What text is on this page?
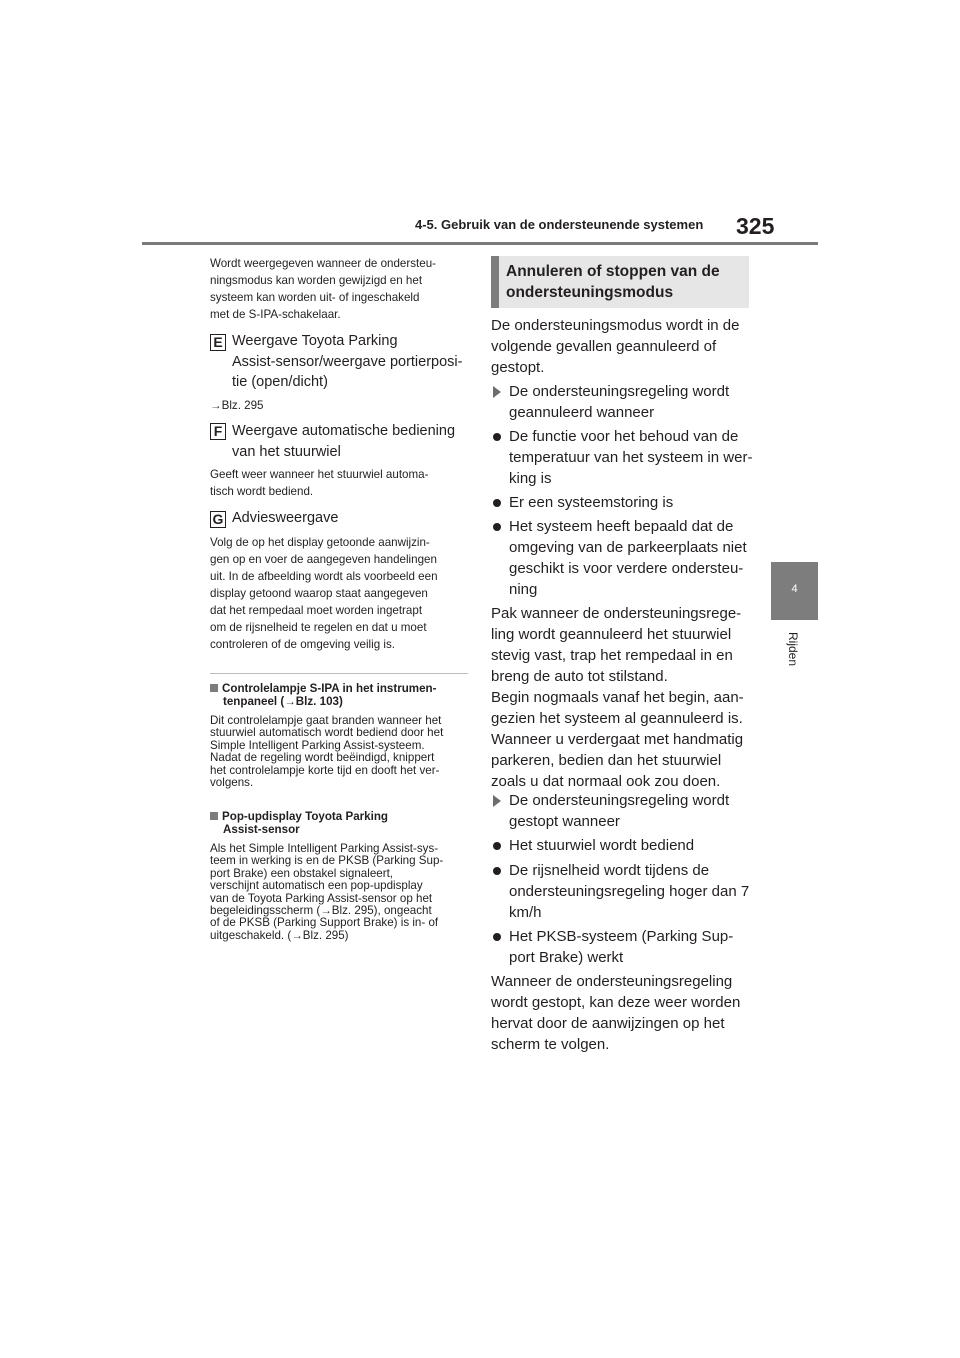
4-5. Gebruik van de ondersteunende systemen 325
4
Rijden
Wordt weergegeven wanneer de ondersteu-
ningsmodus kan worden gewijzigd en het
systeem kan worden uit- of ingeschakeld
met de S-IPA-schakelaar.
E Weergave Toyota Parking
Assist-sensor/weergave portierposi-
tie (open/dicht)
→Blz. 295
F Weergave automatische bediening
van het stuurwiel
Geeft weer wanneer het stuurwiel automa-
tisch wordt bediend.
G Adviesweergave
Volg de op het display getoonde aanwijzin-
gen op en voer de aangegeven handelingen
uit. In de afbeelding wordt als voorbeeld een
display getoond waarop staat aangegeven
dat het rempedaal moet worden ingetrapt
om de rijsnelheid te regelen en dat u moet
controleren of de omgeving veilig is.
Controlelampje S-IPA in het instrumen-
tenpaneel (→Blz. 103)
Dit controlelampje gaat branden wanneer het
stuurwiel automatisch wordt bediend door het
Simple Intelligent Parking Assist-systeem.
Nadat de regeling wordt beëindigd, knippert
het controlelampje korte tijd en dooft het ver-
volgens.
Pop-updisplay Toyota Parking
Assist-sensor
Als het Simple Intelligent Parking Assist-sys-
teem in werking is en de PKSB (Parking Sup-
port Brake) een obstakel signaleert,
verschijnt automatisch een pop-updisplay
van de Toyota Parking Assist-sensor op het
begeleidingsscherm (→Blz. 295), ongeacht
of de PKSB (Parking Support Brake) is in- of
uitgeschakeld. (→Blz. 295)
Annuleren of stoppen van de
ondersteuningsmodus
De ondersteuningsmodus wordt in de
volgende gevallen geannuleerd of
gestopt.
De ondersteuningsregeling wordt
geannuleerd wanneer
De functie voor het behoud van de
temperatuur van het systeem in wer-
king is
Er een systeemstoring is
Het systeem heeft bepaald dat de
omgeving van de parkeerplaats niet
geschikt is voor verdere ondersteu-
ning
Pak wanneer de ondersteuningsrege-
ling wordt geannuleerd het stuurwiel
stevig vast, trap het rempedaal in en
breng de auto tot stilstand.
Begin nogmaals vanaf het begin, aan-
gezien het systeem al geannuleerd is.
Wanneer u verdergaat met handmatig
parkeren, bedien dan het stuurwiel
zoals u dat normaal ook zou doen.
De ondersteuningsregeling wordt
gestopt wanneer
Het stuurwiel wordt bediend
De rijsnelheid wordt tijdens de
ondersteuningsregeling hoger dan 7
km/h
Het PKSB-systeem (Parking Sup-
port Brake) werkt
Wanneer de ondersteuningsregeling
wordt gestopt, kan deze weer worden
hervat door de aanwijzingen op het
scherm te volgen.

====================

▶ _Task to carry out_:
In the entries above, find each line with the string "Assist" and copy it.

▶ _Result of the task_:
Assist-sensor/weergave portierposi-
Simple Intelligent Parking Assist-systeem.
Assist-sensor
Als het Simple Intelligent Parking Assist-sys-
van de Toyota Parking Assist-sensor op het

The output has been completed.